→ **任务要求**
a. 列出讲Pandas merge的摘录中how参数可取的全部join类型。
b. 接着讲Pandas merge的这篇文字最后一行往下写。

→ **摘录**
************

Pandas怎样实现DataFrame的Merge
Pandas的Merge,相当于Sql的Join,将不同的表按key关联到一个表
merge的语法:
pd.merge(left, right, how='inner', on=None, left_on=None, right_on=None,
left_index=False, right_index=False, sort=True,
suffixes=('_x', '_y'), copy=True, indicator=False,
validate=None)
- left,right:要merge的dataframe或者有name的Series
- how:join类型,'left', 'right', 'outer', 'inner'
- on:join的key,left和right都需要有这个key
- left_on:left的df或者series的key
- right_on:right的df或者seires的key
- left_index,right_index:使用index而不是普通的column做join
- suffixes:两个元素的后缀,如果列有重名,自动添加后缀,默认是('_x', '_y')
文档地址:https://pandas.pydata.org/pandas-docs/stable/reference/api/pandas.DataFrame.merge.html
本章终点
- 电影数据集的join实例
- 理解merge时一对一、一对多、多对多的数量对齐关系
- 理解left join、right join、inner join、outer join的区别
- 如果出现非Key的字段重名怎么办
一、电影数据集的join实例
import pandas as pd
df_ratings = pd.read_csv(
r"D:\node\nd\Pandas_study\pandas_test\ratings.dat",
sep="::",
engine='python',
names="UserID::MovieID::Rating::Timestamp".split("::")
)
ratings = df_ratings.head()
print(ratings)
df_users = pd.read_csv(
r"D:\node\nd\Pandas_study\pandas_test\users.dat",
sep="::",
engine='python',
names="UserID::Gender::Age::Occupation::Zip-code".split("::")
)
users = df_users.head()
print(users)
df_movies = pd.read_csv(
r"D:\node\nd\Pandas_study\pandas_test\movies.dat",
sep="::",
engine='python',
names="MovieID::Title::Genres".split("::")
)
movies = df_movies.head()
print(movies)
1.评分数据和用户数据进行关联
df_ratings_user = pd.merge(
df_ratings,df_users,left_on="UserID",right_on="UserID",how = "inner"
)
print(df_ratings_user.head())
2、df_ratings_user形成的新表和电影表关联
df_ratings_user_movie = pd.merge(
df_ratings_user,df_movies,left_on="MovieID",right_on="MovieID",how="inner"
)
二、解merge时一对一、一对多、多对多的数量对齐关系
以下关系要正确理解:
- one-to-one:一对一关系,关联的key都是唯一的
- 比如(学号,姓名) merge (学号,年龄)
-
结果条数为:1*1
left = pd.DataFrame({'sno': [11, 12, 13, 14],
'name': ['name_a', 'name_b', 'name_c', 'name_d']
})
print(left)
right = pd.DataFrame({'sno': [11, 12, 13, 14],
'age': ['21', '22', '23', '24']
})
print(right)
a = pd.merge(
left,right,on="sno"
)
print(a)

************

→ **条目**
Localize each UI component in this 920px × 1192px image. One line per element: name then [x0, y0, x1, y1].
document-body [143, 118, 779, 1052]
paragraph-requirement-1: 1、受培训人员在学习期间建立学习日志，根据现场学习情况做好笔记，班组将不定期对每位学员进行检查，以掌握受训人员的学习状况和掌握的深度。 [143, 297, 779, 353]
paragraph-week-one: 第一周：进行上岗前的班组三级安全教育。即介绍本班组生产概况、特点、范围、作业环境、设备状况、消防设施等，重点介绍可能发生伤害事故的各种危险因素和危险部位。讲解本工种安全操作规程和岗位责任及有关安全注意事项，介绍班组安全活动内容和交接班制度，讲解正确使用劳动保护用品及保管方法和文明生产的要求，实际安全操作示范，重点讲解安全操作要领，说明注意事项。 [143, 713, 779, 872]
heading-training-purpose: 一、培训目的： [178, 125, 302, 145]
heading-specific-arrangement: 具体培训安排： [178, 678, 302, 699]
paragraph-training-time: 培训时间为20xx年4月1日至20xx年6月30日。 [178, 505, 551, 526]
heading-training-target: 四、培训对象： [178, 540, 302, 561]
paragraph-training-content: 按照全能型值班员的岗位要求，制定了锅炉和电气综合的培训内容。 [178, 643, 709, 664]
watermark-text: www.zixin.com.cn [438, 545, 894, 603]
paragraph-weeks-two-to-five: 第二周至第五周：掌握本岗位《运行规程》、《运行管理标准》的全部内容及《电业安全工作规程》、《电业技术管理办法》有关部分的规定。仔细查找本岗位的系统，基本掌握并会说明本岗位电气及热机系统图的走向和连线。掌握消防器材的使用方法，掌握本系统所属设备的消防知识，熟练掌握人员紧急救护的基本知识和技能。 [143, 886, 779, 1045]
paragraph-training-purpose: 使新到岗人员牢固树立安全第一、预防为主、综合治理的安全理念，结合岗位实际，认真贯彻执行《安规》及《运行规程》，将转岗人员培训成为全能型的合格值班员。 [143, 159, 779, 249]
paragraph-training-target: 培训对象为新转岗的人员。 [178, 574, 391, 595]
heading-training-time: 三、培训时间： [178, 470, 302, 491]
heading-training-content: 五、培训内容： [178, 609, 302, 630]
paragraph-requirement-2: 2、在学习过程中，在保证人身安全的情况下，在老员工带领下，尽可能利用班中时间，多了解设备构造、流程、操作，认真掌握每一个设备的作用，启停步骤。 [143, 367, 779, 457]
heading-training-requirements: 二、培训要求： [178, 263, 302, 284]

************

→ **答案列表**
a. 'left'、'right'、'outer'、'inner'

b.
- one-to-many:一对多关系,左边唯一key,右边不唯一key
- 比如(学号,姓名) merge (学号,[语文成绩、数学成绩、英语成绩])
-
结果条数为:1*N
left = pd.DataFrame({'sno': [11, 12, 13, 14],
'name': ['name_a', 'name_b', 'name_c', 'name_d']
})
print(left)
right = pd.DataFrame({'sno': [11, 11, 11, 12, 12, 13],
'grade': ['语文88', '数学90', '英语75','语文66', '数学55', '英语29']
})
print(right)
a = pd.merge(
left,right,on="sno"
)
print(a)
- many-to-many:多对多关系,左边右边都不是唯一的
- 比如(学号,[语文成绩、数学成绩、英语成绩]) merge (学号,[篮球、足球、乒乓球])
-
结果条数为:M*N
left = pd.DataFrame({'sno': [11, 11, 12, 12,12],
'爱好': ['篮球', '羽毛球', '乒乓球', '篮球', "足球"]
})
print(left)
right = pd.DataFrame({'sno': [11, 11, 11, 12, 12, 13],
'grade': ['语文88', '数学90', '英语75','语文66', '数学55', '英语29']
})
print(right)
a = pd.merge(
left,right,on="sno"
)
print(a)
三、理解left join、right join、inner join、outer join的区别
3-1 inner join 默认
left = pd.DataFrame({'key': ['K0', 'K1', 'K2', 'K3'],
'A': ['A0', 'A1', 'A2', 'A3'],
'B': ['B0', 'B1', 'B2', 'B3']})
print(left)
right = pd.DataFrame({'key': ['K0', 'K1', 'K4', 'K5'],
'C': ['C0', 'C1', 'C4', 'C5'],
'D': ['D0', 'D1', 'D4', 'D5']})
print(right)
a = pd.merge(
left,right,how="inner"
)
print(a)
3-2 left join 左边都会出现在结果里,右边的如果无法匹配则为null
b = pd.merge(
left,right,how="left"
)
print(b)
3-3 right join右边都会出现在结果里,左边的如果无法匹配则为null
c = pd.merge(
left,right,how="right"
)
print(c)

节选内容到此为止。